Source data:
-*-*-

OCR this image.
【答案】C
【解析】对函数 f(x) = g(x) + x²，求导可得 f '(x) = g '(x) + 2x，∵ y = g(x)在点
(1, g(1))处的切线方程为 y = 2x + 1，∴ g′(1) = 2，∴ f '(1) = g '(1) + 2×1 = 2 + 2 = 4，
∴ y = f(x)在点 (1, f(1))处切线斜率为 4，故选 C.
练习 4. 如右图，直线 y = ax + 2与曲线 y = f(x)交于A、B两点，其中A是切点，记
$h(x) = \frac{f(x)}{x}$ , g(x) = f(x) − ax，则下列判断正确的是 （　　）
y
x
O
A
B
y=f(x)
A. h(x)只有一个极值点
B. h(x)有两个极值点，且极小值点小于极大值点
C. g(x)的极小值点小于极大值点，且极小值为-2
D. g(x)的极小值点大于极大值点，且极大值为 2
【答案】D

-*-*-

Direction: Each line in the material above must be retyped without alteration.

Written solution:
OCR this image.
【答案】C
【解析】对函数 f(x) = g(x) + x²，求导可得 f '(x) = g '(x) + 2x，∵ y = g(x)在点
(1, g(1))处的切线方程为 y = 2x + 1，∴ g′(1) = 2，∴ f '(1) = g '(1) + 2×1 = 2 + 2 = 4，
∴ y = f(x)在点 (1, f(1))处切线斜率为 4，故选 C.
练习 4. 如右图，直线 y = ax + 2与曲线 y = f(x)交于A、B两点，其中A是切点，记
$h(x) = \frac{f(x)}{x}$ , g(x) = f(x) − ax，则下列判断正确的是 （　　）
y
x
O
A
B
y=f(x)
A. h(x)只有一个极值点
B. h(x)有两个极值点，且极小值点小于极大值点
C. g(x)的极小值点小于极大值点，且极小值为-2
D. g(x)的极小值点大于极大值点，且极大值为 2
【答案】D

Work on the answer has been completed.